**Work to complete:**
Every entry below should be repeated exactly; the pictures should not.

Data entries:

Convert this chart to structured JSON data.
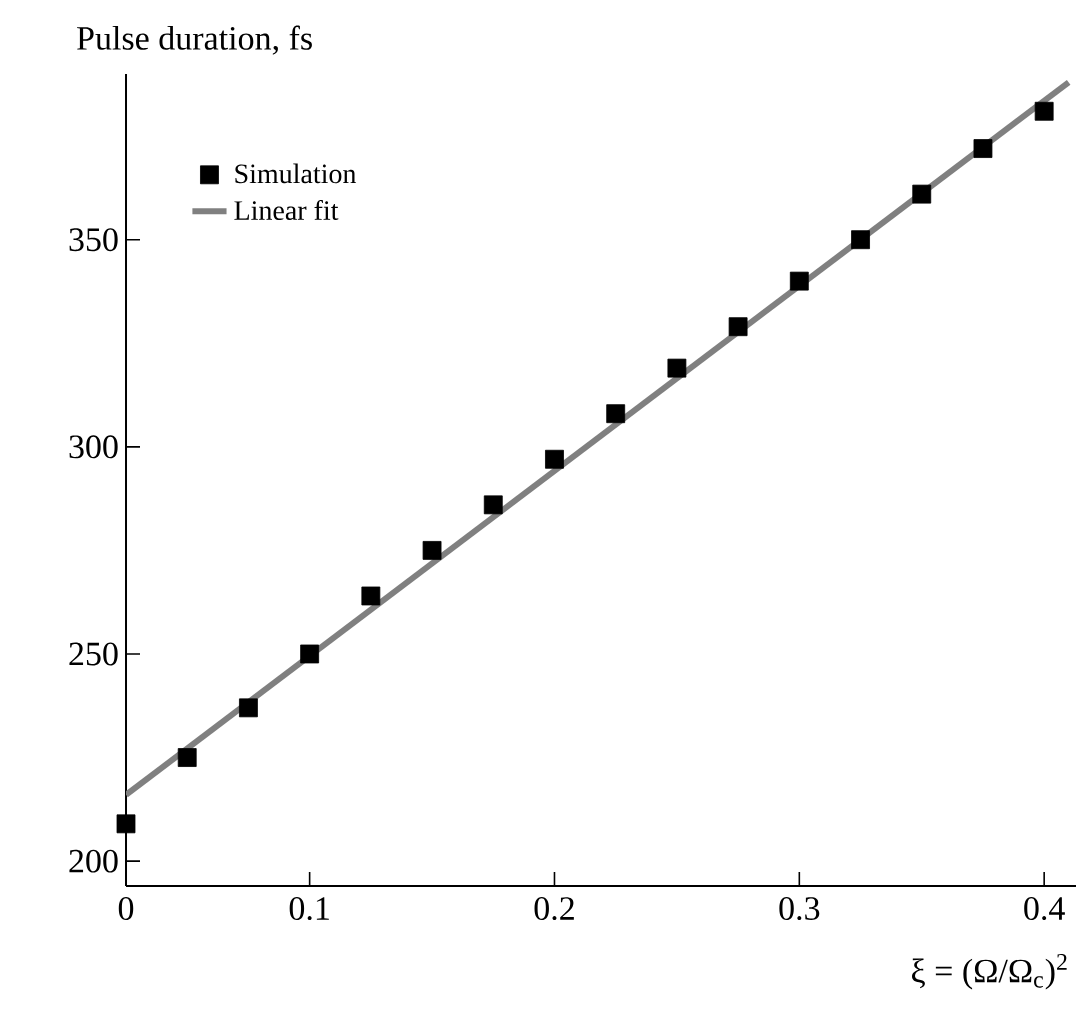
{
  "chart_data": {
    "type": "scatter",
    "ylabel": "Pulse duration, fs",
    "xlabel": "ξ = (Ω/Ω$_{c}$)$^{2}$",
    "xlim": [
      0.025,
      0.413
    ],
    "ylim": [
      194,
      390
    ],
    "xticks": [
      {
        "value": 0.025,
        "label": "0"
      },
      0.1,
      0.2,
      0.3,
      0.4
    ],
    "yticks": [
      200,
      250,
      300,
      350
    ],
    "legend": "top left",
    "series": [
      {
        "name": "Simulation",
        "marker": "square",
        "color": "#000000",
        "x": [
          0.025,
          0.05,
          0.075,
          0.1,
          0.125,
          0.15,
          0.175,
          0.2,
          0.225,
          0.25,
          0.275,
          0.3,
          0.325,
          0.35,
          0.375,
          0.4
        ],
        "values": [
          209,
          225,
          237,
          250,
          264,
          275,
          286,
          297,
          308,
          319,
          329,
          340,
          350,
          361,
          372,
          381
        ]
      },
      {
        "name": "Linear fit",
        "type": "line",
        "color": "#808080",
        "x": [
          0.025,
          0.41
        ],
        "values": [
          216,
          388
        ]
      }
    ]
  }
}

**Correct answer:**
Convert this chart to structured JSON data.
{
  "chart_data": {
    "type": "scatter",
    "ylabel": "Pulse duration, fs",
    "xlabel": "ξ = (Ω/Ω$_{c}$)$^{2}$",
    "xlim": [
      0.025,
      0.413
    ],
    "ylim": [
      194,
      390
    ],
    "xticks": [
      {
        "value": 0.025,
        "label": "0"
      },
      0.1,
      0.2,
      0.3,
      0.4
    ],
    "yticks": [
      200,
      250,
      300,
      350
    ],
    "legend": "top left",
    "series": [
      {
        "name": "Simulation",
        "marker": "square",
        "color": "#000000",
        "x": [
          0.025,
          0.05,
          0.075,
          0.1,
          0.125,
          0.15,
          0.175,
          0.2,
          0.225,
          0.25,
          0.275,
          0.3,
          0.325,
          0.35,
          0.375,
          0.4
        ],
        "values": [
          209,
          225,
          237,
          250,
          264,
          275,
          286,
          297,
          308,
          319,
          329,
          340,
          350,
          361,
          372,
          381
        ]
      },
      {
        "name": "Linear fit",
        "type": "line",
        "color": "#808080",
        "x": [
          0.025,
          0.41
        ],
        "values": [
          216,
          388
        ]
      }
    ]
  }
}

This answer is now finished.